■ RECORDS PROVIDED ■

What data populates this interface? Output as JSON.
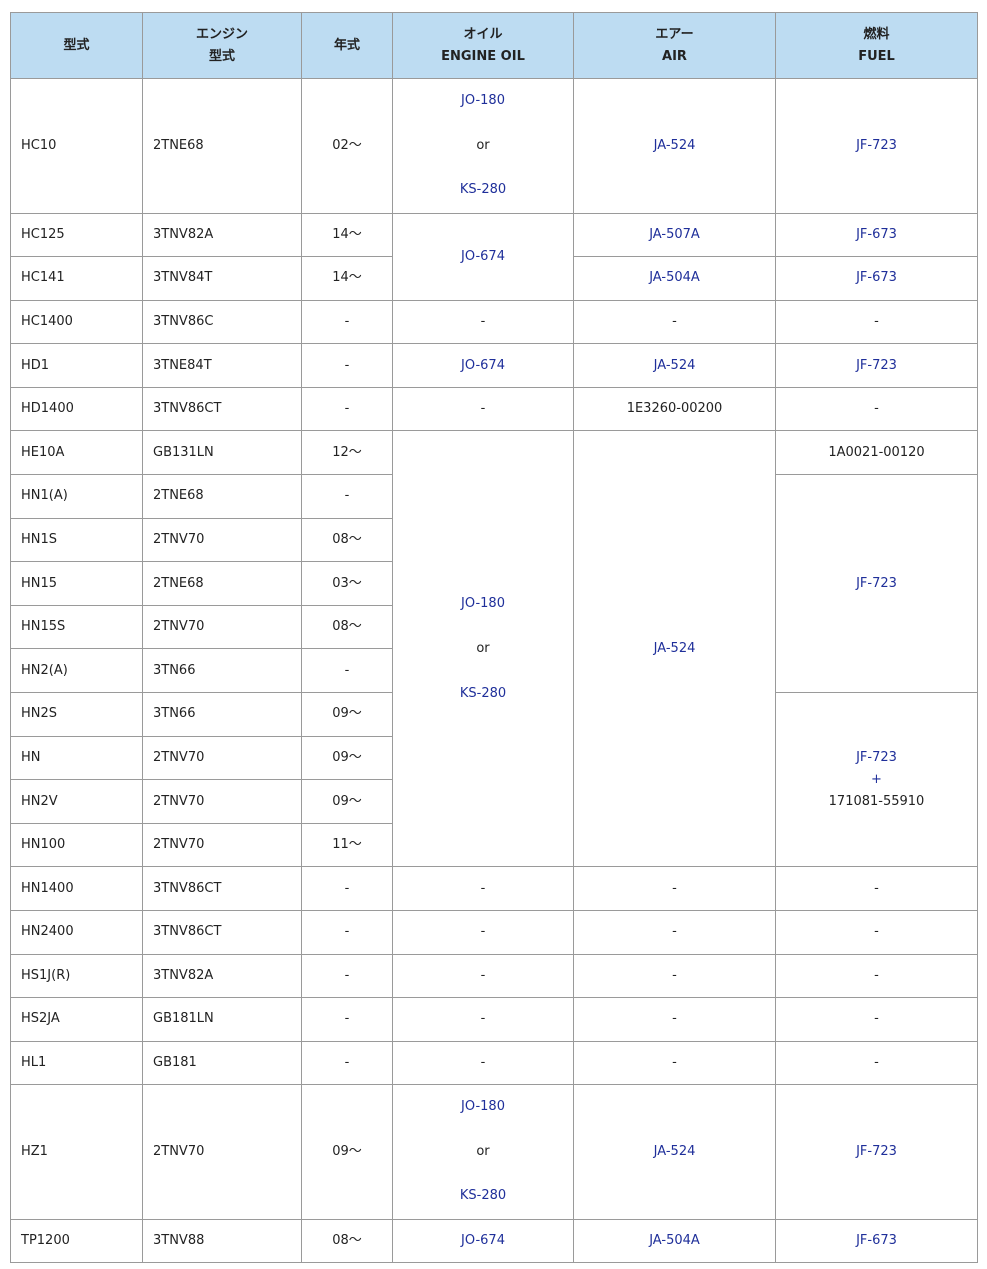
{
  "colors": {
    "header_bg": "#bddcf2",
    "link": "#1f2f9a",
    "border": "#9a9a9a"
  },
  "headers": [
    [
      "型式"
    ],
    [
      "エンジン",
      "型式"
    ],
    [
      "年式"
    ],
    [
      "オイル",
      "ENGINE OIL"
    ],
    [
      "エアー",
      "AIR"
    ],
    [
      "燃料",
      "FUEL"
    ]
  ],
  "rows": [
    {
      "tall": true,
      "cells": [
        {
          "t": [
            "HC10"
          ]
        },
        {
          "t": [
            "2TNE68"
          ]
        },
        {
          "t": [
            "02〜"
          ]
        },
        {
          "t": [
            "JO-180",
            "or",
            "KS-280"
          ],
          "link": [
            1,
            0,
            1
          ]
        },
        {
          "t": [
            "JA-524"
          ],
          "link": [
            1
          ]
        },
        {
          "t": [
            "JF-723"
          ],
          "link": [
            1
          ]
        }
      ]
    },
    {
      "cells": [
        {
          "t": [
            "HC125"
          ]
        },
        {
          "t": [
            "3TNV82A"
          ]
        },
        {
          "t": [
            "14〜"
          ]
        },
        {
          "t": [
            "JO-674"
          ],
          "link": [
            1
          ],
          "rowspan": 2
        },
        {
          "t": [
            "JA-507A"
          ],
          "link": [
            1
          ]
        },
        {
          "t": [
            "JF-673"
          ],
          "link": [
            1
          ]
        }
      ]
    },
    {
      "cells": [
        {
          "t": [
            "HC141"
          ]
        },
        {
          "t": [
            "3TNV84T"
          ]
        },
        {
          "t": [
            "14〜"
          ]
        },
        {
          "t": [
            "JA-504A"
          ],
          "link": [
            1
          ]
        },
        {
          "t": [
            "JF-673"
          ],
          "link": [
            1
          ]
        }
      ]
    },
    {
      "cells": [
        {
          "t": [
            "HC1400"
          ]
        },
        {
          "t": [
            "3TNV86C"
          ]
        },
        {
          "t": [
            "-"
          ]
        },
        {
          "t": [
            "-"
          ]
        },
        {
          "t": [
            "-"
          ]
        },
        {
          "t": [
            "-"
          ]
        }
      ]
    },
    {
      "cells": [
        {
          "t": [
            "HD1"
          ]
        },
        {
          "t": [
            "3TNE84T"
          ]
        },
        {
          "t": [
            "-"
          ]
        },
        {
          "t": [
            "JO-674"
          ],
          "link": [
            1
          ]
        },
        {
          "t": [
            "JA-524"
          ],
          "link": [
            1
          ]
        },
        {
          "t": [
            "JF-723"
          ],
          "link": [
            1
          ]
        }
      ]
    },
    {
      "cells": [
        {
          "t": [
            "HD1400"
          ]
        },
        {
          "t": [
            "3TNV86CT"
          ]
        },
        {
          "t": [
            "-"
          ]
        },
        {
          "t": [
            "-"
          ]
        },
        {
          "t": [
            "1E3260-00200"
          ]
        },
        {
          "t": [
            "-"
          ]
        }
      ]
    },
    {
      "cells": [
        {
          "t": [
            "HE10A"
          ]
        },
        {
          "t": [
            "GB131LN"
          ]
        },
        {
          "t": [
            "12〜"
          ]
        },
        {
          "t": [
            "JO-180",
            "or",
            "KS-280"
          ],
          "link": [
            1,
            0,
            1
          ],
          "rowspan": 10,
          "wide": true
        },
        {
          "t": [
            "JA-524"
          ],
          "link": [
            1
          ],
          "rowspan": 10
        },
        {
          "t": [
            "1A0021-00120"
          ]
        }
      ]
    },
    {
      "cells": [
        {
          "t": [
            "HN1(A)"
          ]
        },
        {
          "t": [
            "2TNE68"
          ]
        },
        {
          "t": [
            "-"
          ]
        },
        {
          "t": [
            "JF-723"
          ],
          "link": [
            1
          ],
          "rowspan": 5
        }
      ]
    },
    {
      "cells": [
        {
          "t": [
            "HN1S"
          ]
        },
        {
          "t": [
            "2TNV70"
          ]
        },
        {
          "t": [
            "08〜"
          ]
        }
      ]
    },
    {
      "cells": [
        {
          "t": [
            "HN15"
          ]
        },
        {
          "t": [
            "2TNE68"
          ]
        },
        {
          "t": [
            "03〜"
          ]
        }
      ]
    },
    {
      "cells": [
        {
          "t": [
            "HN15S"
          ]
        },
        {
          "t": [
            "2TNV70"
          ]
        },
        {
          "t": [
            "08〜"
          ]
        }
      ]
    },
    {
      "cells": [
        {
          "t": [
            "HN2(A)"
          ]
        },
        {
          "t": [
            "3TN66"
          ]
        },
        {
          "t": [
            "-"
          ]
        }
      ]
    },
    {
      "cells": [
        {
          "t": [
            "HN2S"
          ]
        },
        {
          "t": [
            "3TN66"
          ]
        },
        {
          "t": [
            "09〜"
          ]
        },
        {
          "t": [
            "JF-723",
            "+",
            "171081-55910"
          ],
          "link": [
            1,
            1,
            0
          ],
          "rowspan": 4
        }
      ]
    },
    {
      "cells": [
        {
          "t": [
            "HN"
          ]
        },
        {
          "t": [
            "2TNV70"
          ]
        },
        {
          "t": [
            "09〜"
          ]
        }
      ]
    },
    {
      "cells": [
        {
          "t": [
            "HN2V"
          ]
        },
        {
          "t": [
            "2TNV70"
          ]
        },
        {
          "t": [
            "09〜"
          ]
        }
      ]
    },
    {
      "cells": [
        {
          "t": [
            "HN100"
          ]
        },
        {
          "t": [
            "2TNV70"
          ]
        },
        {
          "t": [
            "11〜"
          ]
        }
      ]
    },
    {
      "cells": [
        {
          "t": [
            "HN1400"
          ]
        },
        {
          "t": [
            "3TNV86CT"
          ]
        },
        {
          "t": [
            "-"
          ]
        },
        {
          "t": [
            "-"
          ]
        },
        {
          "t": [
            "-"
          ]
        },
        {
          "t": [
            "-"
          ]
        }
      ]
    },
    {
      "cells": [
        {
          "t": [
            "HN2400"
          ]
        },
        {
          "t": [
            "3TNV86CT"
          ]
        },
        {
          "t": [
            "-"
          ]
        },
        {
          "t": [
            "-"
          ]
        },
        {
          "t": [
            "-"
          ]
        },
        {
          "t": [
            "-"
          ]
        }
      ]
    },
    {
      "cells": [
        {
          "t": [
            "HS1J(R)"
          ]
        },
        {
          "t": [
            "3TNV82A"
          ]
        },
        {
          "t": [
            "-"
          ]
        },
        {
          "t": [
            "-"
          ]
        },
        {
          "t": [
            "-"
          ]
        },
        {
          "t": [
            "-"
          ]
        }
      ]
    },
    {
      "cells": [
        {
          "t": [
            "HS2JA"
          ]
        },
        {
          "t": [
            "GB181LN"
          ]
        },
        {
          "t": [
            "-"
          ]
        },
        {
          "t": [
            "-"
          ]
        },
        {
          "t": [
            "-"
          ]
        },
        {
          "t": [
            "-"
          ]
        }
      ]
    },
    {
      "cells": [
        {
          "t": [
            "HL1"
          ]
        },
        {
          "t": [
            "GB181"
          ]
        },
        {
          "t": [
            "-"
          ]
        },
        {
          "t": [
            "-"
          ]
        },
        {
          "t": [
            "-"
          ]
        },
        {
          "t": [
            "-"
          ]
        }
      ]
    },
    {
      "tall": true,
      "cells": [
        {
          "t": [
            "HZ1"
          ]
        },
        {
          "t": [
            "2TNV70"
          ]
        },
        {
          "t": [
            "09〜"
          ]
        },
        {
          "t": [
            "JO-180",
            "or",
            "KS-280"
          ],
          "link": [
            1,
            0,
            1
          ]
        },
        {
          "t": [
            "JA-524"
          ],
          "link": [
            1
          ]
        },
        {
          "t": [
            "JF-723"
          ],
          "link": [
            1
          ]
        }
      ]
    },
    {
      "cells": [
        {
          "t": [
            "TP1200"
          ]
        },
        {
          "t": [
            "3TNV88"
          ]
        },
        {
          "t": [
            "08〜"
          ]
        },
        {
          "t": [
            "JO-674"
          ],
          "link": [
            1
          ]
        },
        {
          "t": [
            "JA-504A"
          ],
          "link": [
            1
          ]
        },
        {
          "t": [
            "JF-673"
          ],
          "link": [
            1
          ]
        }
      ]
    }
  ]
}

■ CHALLENGE ■
Filter out all lines lacking the word "rowspan" and copy the rest.

■ RESULT ■
          "rowspan": 2
          "rowspan": 10,
          "rowspan": 10
          "rowspan": 5
          "rowspan": 4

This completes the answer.